▶ _Requirement_
Go through the entries and transcribe each one exactly, dropping the pictures.

(Collection entries)
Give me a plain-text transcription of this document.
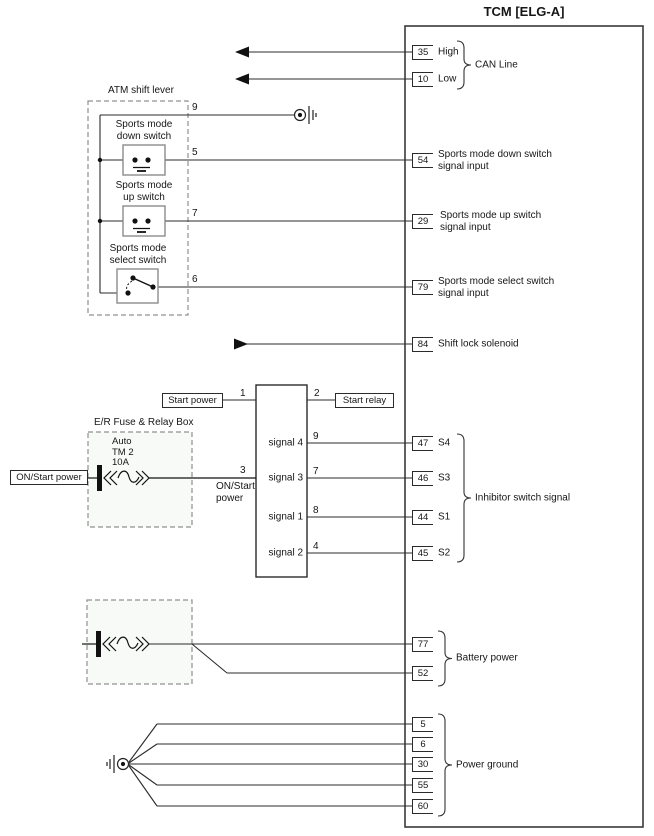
TCM [ELG-A]
High
Low
CAN Line
ATM shift lever
Sports mode
down switch
Sports mode
up switch
Sports mode
select switch
9
5
7
6
Sports mode down switch
signal input
Sports mode up switch
signal input
Sports mode select switch
signal input
Shift lock solenoid
Start power	Start relay
1	2
signal 4
signal 3
signal 1
signal 2
9
7
8
4
E/R Fuse & Relay Box
Auto
TM 2
10A
ON/Start power
3
ON/Start
power
S4
S3
S1
S2
Inhibitor switch signal
Battery power
Power ground
35
10
54
29
79
84
47
46
44
45
77
52
5
6
30
55
60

▶ _Answer for the task_
Give me a plain-text transcription of this document.
TCM [ELG-A]
High
Low
CAN Line
ATM shift lever
Sports mode
down switch
Sports mode
up switch
Sports mode
select switch
9
5
7
6
Sports mode down switch
signal input
Sports mode up switch
signal input
Sports mode select switch
signal input
Shift lock solenoid
Start power	Start relay
1	2
signal 4
signal 3
signal 1
signal 2
9
7
8
4
E/R Fuse & Relay Box
Auto
TM 2
10A
ON/Start power
3
ON/Start
power
S4
S3
S1
S2
Inhibitor switch signal
Battery power
Power ground
35
10
54
29
79
84
47
46
44
45
77
52
5
6
30
55
60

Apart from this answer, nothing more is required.